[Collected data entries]
------------------------

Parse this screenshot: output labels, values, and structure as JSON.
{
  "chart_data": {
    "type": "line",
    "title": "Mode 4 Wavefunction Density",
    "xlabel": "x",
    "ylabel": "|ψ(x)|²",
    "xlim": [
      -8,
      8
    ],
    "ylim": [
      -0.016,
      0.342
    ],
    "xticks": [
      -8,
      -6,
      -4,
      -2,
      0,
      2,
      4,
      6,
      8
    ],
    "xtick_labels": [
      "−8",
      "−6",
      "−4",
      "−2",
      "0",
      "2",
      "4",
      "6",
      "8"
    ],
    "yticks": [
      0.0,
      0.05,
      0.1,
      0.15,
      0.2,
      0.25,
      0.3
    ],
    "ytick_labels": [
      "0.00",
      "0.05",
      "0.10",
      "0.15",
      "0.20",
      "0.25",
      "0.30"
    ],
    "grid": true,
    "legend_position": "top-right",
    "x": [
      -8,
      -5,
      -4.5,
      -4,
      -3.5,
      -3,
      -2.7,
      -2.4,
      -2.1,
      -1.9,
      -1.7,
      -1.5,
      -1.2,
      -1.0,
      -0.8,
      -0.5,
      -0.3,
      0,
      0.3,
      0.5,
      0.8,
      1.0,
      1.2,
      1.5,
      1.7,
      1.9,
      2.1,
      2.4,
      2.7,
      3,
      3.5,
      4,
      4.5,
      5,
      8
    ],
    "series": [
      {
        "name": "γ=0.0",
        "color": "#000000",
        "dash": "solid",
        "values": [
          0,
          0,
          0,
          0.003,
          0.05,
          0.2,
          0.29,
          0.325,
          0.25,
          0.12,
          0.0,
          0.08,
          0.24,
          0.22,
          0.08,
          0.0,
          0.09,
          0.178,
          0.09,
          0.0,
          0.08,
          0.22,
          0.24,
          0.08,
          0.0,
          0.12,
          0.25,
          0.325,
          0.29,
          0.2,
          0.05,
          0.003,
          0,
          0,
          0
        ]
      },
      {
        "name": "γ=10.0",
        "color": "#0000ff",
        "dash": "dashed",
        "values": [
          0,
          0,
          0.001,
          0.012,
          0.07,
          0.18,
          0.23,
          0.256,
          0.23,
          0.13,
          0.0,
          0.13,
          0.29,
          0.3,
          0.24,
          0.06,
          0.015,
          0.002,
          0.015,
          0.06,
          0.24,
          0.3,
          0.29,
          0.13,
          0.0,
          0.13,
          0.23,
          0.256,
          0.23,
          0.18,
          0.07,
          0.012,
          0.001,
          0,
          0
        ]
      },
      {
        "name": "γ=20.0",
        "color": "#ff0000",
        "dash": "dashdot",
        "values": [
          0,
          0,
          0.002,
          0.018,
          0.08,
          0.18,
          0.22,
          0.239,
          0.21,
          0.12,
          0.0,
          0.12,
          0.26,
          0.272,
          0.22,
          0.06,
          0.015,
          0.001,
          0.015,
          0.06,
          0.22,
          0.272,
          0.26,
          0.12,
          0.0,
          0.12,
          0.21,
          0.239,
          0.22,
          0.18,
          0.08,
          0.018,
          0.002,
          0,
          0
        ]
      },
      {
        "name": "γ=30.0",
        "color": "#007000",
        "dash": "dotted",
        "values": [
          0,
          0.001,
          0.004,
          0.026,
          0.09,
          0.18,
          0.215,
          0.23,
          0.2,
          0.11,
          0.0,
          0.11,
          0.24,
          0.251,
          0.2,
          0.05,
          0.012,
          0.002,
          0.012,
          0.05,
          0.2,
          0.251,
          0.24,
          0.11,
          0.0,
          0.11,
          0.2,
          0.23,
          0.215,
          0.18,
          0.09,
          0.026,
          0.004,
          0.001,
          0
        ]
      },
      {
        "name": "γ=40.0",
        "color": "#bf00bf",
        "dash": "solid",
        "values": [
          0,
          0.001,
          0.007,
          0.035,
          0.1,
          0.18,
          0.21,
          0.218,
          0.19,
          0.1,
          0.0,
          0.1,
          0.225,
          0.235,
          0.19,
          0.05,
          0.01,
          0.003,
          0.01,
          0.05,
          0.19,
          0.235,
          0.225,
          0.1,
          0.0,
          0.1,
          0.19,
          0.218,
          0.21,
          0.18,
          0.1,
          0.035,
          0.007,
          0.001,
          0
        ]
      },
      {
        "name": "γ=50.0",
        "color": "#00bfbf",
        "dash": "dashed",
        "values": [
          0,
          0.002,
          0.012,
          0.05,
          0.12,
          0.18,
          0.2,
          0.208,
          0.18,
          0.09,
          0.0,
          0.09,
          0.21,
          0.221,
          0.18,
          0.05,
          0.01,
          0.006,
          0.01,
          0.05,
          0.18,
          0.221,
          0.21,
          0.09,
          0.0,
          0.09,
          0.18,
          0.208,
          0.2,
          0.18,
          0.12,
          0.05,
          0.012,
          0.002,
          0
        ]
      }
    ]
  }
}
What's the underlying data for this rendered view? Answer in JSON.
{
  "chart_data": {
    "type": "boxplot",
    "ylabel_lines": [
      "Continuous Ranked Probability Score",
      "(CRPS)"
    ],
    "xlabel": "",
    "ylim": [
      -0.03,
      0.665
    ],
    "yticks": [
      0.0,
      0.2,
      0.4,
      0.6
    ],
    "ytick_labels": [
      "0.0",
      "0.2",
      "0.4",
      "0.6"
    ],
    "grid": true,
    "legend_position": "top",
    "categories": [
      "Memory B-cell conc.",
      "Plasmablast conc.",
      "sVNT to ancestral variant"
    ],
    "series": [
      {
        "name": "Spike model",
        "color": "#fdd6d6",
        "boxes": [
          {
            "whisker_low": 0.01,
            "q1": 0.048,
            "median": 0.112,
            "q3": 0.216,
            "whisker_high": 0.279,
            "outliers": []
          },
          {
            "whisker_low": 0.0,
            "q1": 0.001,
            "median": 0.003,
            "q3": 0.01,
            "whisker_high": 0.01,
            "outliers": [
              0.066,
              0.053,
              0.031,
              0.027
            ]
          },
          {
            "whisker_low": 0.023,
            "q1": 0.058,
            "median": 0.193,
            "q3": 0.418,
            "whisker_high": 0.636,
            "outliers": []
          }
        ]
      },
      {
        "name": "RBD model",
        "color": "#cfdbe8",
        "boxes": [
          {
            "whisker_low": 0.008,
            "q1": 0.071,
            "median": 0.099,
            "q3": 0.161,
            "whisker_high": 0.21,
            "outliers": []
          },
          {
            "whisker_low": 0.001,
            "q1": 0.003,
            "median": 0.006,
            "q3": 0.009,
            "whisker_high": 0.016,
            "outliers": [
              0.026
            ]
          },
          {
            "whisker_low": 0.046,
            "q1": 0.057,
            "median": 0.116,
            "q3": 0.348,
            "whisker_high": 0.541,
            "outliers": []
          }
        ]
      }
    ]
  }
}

------------------------

**What the exercise asks:** Write the entire listing out again, word for word.

**Expected answer:**
Parse this screenshot: output labels, values, and structure as JSON.
{
  "chart_data": {
    "type": "line",
    "title": "Mode 4 Wavefunction Density",
    "xlabel": "x",
    "ylabel": "|ψ(x)|²",
    "xlim": [
      -8,
      8
    ],
    "ylim": [
      -0.016,
      0.342
    ],
    "xticks": [
      -8,
      -6,
      -4,
      -2,
      0,
      2,
      4,
      6,
      8
    ],
    "xtick_labels": [
      "−8",
      "−6",
      "−4",
      "−2",
      "0",
      "2",
      "4",
      "6",
      "8"
    ],
    "yticks": [
      0.0,
      0.05,
      0.1,
      0.15,
      0.2,
      0.25,
      0.3
    ],
    "ytick_labels": [
      "0.00",
      "0.05",
      "0.10",
      "0.15",
      "0.20",
      "0.25",
      "0.30"
    ],
    "grid": true,
    "legend_position": "top-right",
    "x": [
      -8,
      -5,
      -4.5,
      -4,
      -3.5,
      -3,
      -2.7,
      -2.4,
      -2.1,
      -1.9,
      -1.7,
      -1.5,
      -1.2,
      -1.0,
      -0.8,
      -0.5,
      -0.3,
      0,
      0.3,
      0.5,
      0.8,
      1.0,
      1.2,
      1.5,
      1.7,
      1.9,
      2.1,
      2.4,
      2.7,
      3,
      3.5,
      4,
      4.5,
      5,
      8
    ],
    "series": [
      {
        "name": "γ=0.0",
        "color": "#000000",
        "dash": "solid",
        "values": [
          0,
          0,
          0,
          0.003,
          0.05,
          0.2,
          0.29,
          0.325,
          0.25,
          0.12,
          0.0,
          0.08,
          0.24,
          0.22,
          0.08,
          0.0,
          0.09,
          0.178,
          0.09,
          0.0,
          0.08,
          0.22,
          0.24,
          0.08,
          0.0,
          0.12,
          0.25,
          0.325,
          0.29,
          0.2,
          0.05,
          0.003,
          0,
          0,
          0
        ]
      },
      {
        "name": "γ=10.0",
        "color": "#0000ff",
        "dash": "dashed",
        "values": [
          0,
          0,
          0.001,
          0.012,
          0.07,
          0.18,
          0.23,
          0.256,
          0.23,
          0.13,
          0.0,
          0.13,
          0.29,
          0.3,
          0.24,
          0.06,
          0.015,
          0.002,
          0.015,
          0.06,
          0.24,
          0.3,
          0.29,
          0.13,
          0.0,
          0.13,
          0.23,
          0.256,
          0.23,
          0.18,
          0.07,
          0.012,
          0.001,
          0,
          0
        ]
      },
      {
        "name": "γ=20.0",
        "color": "#ff0000",
        "dash": "dashdot",
        "values": [
          0,
          0,
          0.002,
          0.018,
          0.08,
          0.18,
          0.22,
          0.239,
          0.21,
          0.12,
          0.0,
          0.12,
          0.26,
          0.272,
          0.22,
          0.06,
          0.015,
          0.001,
          0.015,
          0.06,
          0.22,
          0.272,
          0.26,
          0.12,
          0.0,
          0.12,
          0.21,
          0.239,
          0.22,
          0.18,
          0.08,
          0.018,
          0.002,
          0,
          0
        ]
      },
      {
        "name": "γ=30.0",
        "color": "#007000",
        "dash": "dotted",
        "values": [
          0,
          0.001,
          0.004,
          0.026,
          0.09,
          0.18,
          0.215,
          0.23,
          0.2,
          0.11,
          0.0,
          0.11,
          0.24,
          0.251,
          0.2,
          0.05,
          0.012,
          0.002,
          0.012,
          0.05,
          0.2,
          0.251,
          0.24,
          0.11,
          0.0,
          0.11,
          0.2,
          0.23,
          0.215,
          0.18,
          0.09,
          0.026,
          0.004,
          0.001,
          0
        ]
      },
      {
        "name": "γ=40.0",
        "color": "#bf00bf",
        "dash": "solid",
        "values": [
          0,
          0.001,
          0.007,
          0.035,
          0.1,
          0.18,
          0.21,
          0.218,
          0.19,
          0.1,
          0.0,
          0.1,
          0.225,
          0.235,
          0.19,
          0.05,
          0.01,
          0.003,
          0.01,
          0.05,
          0.19,
          0.235,
          0.225,
          0.1,
          0.0,
          0.1,
          0.19,
          0.218,
          0.21,
          0.18,
          0.1,
          0.035,
          0.007,
          0.001,
          0
        ]
      },
      {
        "name": "γ=50.0",
        "color": "#00bfbf",
        "dash": "dashed",
        "values": [
          0,
          0.002,
          0.012,
          0.05,
          0.12,
          0.18,
          0.2,
          0.208,
          0.18,
          0.09,
          0.0,
          0.09,
          0.21,
          0.221,
          0.18,
          0.05,
          0.01,
          0.006,
          0.01,
          0.05,
          0.18,
          0.221,
          0.21,
          0.09,
          0.0,
          0.09,
          0.18,
          0.208,
          0.2,
          0.18,
          0.12,
          0.05,
          0.012,
          0.002,
          0
        ]
      }
    ]
  }
}
What's the underlying data for this rendered view? Answer in JSON.
{
  "chart_data": {
    "type": "boxplot",
    "ylabel_lines": [
      "Continuous Ranked Probability Score",
      "(CRPS)"
    ],
    "xlabel": "",
    "ylim": [
      -0.03,
      0.665
    ],
    "yticks": [
      0.0,
      0.2,
      0.4,
      0.6
    ],
    "ytick_labels": [
      "0.0",
      "0.2",
      "0.4",
      "0.6"
    ],
    "grid": true,
    "legend_position": "top",
    "categories": [
      "Memory B-cell conc.",
      "Plasmablast conc.",
      "sVNT to ancestral variant"
    ],
    "series": [
      {
        "name": "Spike model",
        "color": "#fdd6d6",
        "boxes": [
          {
            "whisker_low": 0.01,
            "q1": 0.048,
            "median": 0.112,
            "q3": 0.216,
            "whisker_high": 0.279,
            "outliers": []
          },
          {
            "whisker_low": 0.0,
            "q1": 0.001,
            "median": 0.003,
            "q3": 0.01,
            "whisker_high": 0.01,
            "outliers": [
              0.066,
              0.053,
              0.031,
              0.027
            ]
          },
          {
            "whisker_low": 0.023,
            "q1": 0.058,
            "median": 0.193,
            "q3": 0.418,
            "whisker_high": 0.636,
            "outliers": []
          }
        ]
      },
      {
        "name": "RBD model",
        "color": "#cfdbe8",
        "boxes": [
          {
            "whisker_low": 0.008,
            "q1": 0.071,
            "median": 0.099,
            "q3": 0.161,
            "whisker_high": 0.21,
            "outliers": []
          },
          {
            "whisker_low": 0.001,
            "q1": 0.003,
            "median": 0.006,
            "q3": 0.009,
            "whisker_high": 0.016,
            "outliers": [
              0.026
            ]
          },
          {
            "whisker_low": 0.046,
            "q1": 0.057,
            "median": 0.116,
            "q3": 0.348,
            "whisker_high": 0.541,
            "outliers": []
          }
        ]
      }
    ]
  }
}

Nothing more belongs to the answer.